[Saved data entries]
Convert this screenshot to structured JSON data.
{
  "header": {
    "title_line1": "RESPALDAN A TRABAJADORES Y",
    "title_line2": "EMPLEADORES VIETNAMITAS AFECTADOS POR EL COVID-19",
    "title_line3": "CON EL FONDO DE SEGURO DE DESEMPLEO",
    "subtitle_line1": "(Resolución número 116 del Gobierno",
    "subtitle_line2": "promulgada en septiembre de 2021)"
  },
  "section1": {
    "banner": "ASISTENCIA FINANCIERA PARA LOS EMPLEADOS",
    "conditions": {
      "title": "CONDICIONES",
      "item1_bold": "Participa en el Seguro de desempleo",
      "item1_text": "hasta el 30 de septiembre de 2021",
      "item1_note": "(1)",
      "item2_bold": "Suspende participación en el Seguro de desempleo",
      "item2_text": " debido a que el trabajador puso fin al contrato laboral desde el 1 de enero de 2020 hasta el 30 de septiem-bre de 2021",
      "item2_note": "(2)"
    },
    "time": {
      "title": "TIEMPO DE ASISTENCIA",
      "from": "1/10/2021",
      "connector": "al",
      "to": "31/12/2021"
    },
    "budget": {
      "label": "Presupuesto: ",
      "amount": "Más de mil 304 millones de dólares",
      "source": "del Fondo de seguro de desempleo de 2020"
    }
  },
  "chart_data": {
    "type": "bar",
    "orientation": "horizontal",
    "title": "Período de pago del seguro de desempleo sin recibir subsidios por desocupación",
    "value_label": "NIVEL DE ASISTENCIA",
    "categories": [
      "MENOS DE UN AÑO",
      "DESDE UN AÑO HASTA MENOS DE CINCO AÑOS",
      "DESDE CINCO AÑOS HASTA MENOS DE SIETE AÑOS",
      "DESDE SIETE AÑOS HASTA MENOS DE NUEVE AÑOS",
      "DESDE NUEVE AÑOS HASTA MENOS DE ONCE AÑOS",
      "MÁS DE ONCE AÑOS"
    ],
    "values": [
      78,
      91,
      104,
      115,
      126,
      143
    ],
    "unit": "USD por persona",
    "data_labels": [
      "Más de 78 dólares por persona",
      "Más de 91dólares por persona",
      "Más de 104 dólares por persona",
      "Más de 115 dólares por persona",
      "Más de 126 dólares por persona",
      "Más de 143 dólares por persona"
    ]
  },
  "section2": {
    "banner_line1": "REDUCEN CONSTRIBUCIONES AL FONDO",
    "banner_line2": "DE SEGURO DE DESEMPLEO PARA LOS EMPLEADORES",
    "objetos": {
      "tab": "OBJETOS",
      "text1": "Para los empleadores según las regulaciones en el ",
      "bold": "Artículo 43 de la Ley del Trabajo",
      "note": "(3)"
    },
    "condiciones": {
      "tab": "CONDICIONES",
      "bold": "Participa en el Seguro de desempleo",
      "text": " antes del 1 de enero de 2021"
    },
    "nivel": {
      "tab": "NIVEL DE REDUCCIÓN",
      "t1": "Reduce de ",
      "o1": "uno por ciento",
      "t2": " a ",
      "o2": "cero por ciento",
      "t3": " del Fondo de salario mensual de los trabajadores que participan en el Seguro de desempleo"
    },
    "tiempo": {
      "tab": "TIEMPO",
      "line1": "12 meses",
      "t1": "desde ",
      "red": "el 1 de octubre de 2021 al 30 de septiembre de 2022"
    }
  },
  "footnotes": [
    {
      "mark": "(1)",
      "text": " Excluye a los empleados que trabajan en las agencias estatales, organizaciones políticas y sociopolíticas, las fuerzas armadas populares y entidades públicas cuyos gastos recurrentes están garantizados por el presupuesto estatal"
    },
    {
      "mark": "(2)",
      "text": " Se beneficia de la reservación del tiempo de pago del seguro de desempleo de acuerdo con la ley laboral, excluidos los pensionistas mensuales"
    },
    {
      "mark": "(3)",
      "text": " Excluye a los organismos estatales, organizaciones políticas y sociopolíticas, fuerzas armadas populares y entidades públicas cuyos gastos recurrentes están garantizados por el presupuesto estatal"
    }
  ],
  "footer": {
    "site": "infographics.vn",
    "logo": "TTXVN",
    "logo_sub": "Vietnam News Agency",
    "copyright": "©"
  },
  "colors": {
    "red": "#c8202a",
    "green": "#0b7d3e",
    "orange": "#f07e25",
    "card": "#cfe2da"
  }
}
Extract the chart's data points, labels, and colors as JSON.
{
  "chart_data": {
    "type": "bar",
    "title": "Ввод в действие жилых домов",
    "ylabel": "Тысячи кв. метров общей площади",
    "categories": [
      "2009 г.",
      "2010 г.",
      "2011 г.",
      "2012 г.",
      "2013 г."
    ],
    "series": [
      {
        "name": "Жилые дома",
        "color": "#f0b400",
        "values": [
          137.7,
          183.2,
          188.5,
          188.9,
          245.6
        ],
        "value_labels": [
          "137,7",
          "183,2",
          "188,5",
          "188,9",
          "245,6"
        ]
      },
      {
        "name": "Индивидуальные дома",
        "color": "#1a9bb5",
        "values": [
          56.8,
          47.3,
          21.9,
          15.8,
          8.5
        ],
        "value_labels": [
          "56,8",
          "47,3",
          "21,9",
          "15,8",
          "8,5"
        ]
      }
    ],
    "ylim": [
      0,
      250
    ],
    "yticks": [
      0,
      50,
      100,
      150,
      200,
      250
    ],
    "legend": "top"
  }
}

Set exercise.
Print every entry exactly as it appears.

Worked solution.
Convert this screenshot to structured JSON data.
{
  "header": {
    "title_line1": "RESPALDAN A TRABAJADORES Y",
    "title_line2": "EMPLEADORES VIETNAMITAS AFECTADOS POR EL COVID-19",
    "title_line3": "CON EL FONDO DE SEGURO DE DESEMPLEO",
    "subtitle_line1": "(Resolución número 116 del Gobierno",
    "subtitle_line2": "promulgada en septiembre de 2021)"
  },
  "section1": {
    "banner": "ASISTENCIA FINANCIERA PARA LOS EMPLEADOS",
    "conditions": {
      "title": "CONDICIONES",
      "item1_bold": "Participa en el Seguro de desempleo",
      "item1_text": "hasta el 30 de septiembre de 2021",
      "item1_note": "(1)",
      "item2_bold": "Suspende participación en el Seguro de desempleo",
      "item2_text": " debido a que el trabajador puso fin al contrato laboral desde el 1 de enero de 2020 hasta el 30 de septiem-bre de 2021",
      "item2_note": "(2)"
    },
    "time": {
      "title": "TIEMPO DE ASISTENCIA",
      "from": "1/10/2021",
      "connector": "al",
      "to": "31/12/2021"
    },
    "budget": {
      "label": "Presupuesto: ",
      "amount": "Más de mil 304 millones de dólares",
      "source": "del Fondo de seguro de desempleo de 2020"
    }
  },
  "chart_data": {
    "type": "bar",
    "orientation": "horizontal",
    "title": "Período de pago del seguro de desempleo sin recibir subsidios por desocupación",
    "value_label": "NIVEL DE ASISTENCIA",
    "categories": [
      "MENOS DE UN AÑO",
      "DESDE UN AÑO HASTA MENOS DE CINCO AÑOS",
      "DESDE CINCO AÑOS HASTA MENOS DE SIETE AÑOS",
      "DESDE SIETE AÑOS HASTA MENOS DE NUEVE AÑOS",
      "DESDE NUEVE AÑOS HASTA MENOS DE ONCE AÑOS",
      "MÁS DE ONCE AÑOS"
    ],
    "values": [
      78,
      91,
      104,
      115,
      126,
      143
    ],
    "unit": "USD por persona",
    "data_labels": [
      "Más de 78 dólares por persona",
      "Más de 91dólares por persona",
      "Más de 104 dólares por persona",
      "Más de 115 dólares por persona",
      "Más de 126 dólares por persona",
      "Más de 143 dólares por persona"
    ]
  },
  "section2": {
    "banner_line1": "REDUCEN CONSTRIBUCIONES AL FONDO",
    "banner_line2": "DE SEGURO DE DESEMPLEO PARA LOS EMPLEADORES",
    "objetos": {
      "tab": "OBJETOS",
      "text1": "Para los empleadores según las regulaciones en el ",
      "bold": "Artículo 43 de la Ley del Trabajo",
      "note": "(3)"
    },
    "condiciones": {
      "tab": "CONDICIONES",
      "bold": "Participa en el Seguro de desempleo",
      "text": " antes del 1 de enero de 2021"
    },
    "nivel": {
      "tab": "NIVEL DE REDUCCIÓN",
      "t1": "Reduce de ",
      "o1": "uno por ciento",
      "t2": " a ",
      "o2": "cero por ciento",
      "t3": " del Fondo de salario mensual de los trabajadores que participan en el Seguro de desempleo"
    },
    "tiempo": {
      "tab": "TIEMPO",
      "line1": "12 meses",
      "t1": "desde ",
      "red": "el 1 de octubre de 2021 al 30 de septiembre de 2022"
    }
  },
  "footnotes": [
    {
      "mark": "(1)",
      "text": " Excluye a los empleados que trabajan en las agencias estatales, organizaciones políticas y sociopolíticas, las fuerzas armadas populares y entidades públicas cuyos gastos recurrentes están garantizados por el presupuesto estatal"
    },
    {
      "mark": "(2)",
      "text": " Se beneficia de la reservación del tiempo de pago del seguro de desempleo de acuerdo con la ley laboral, excluidos los pensionistas mensuales"
    },
    {
      "mark": "(3)",
      "text": " Excluye a los organismos estatales, organizaciones políticas y sociopolíticas, fuerzas armadas populares y entidades públicas cuyos gastos recurrentes están garantizados por el presupuesto estatal"
    }
  ],
  "footer": {
    "site": "infographics.vn",
    "logo": "TTXVN",
    "logo_sub": "Vietnam News Agency",
    "copyright": "©"
  },
  "colors": {
    "red": "#c8202a",
    "green": "#0b7d3e",
    "orange": "#f07e25",
    "card": "#cfe2da"
  }
}
Extract the chart's data points, labels, and colors as JSON.
{
  "chart_data": {
    "type": "bar",
    "title": "Ввод в действие жилых домов",
    "ylabel": "Тысячи кв. метров общей площади",
    "categories": [
      "2009 г.",
      "2010 г.",
      "2011 г.",
      "2012 г.",
      "2013 г."
    ],
    "series": [
      {
        "name": "Жилые дома",
        "color": "#f0b400",
        "values": [
          137.7,
          183.2,
          188.5,
          188.9,
          245.6
        ],
        "value_labels": [
          "137,7",
          "183,2",
          "188,5",
          "188,9",
          "245,6"
        ]
      },
      {
        "name": "Индивидуальные дома",
        "color": "#1a9bb5",
        "values": [
          56.8,
          47.3,
          21.9,
          15.8,
          8.5
        ],
        "value_labels": [
          "56,8",
          "47,3",
          "21,9",
          "15,8",
          "8,5"
        ]
      }
    ],
    "ylim": [
      0,
      250
    ],
    "yticks": [
      0,
      50,
      100,
      150,
      200,
      250
    ],
    "legend": "top"
  }
}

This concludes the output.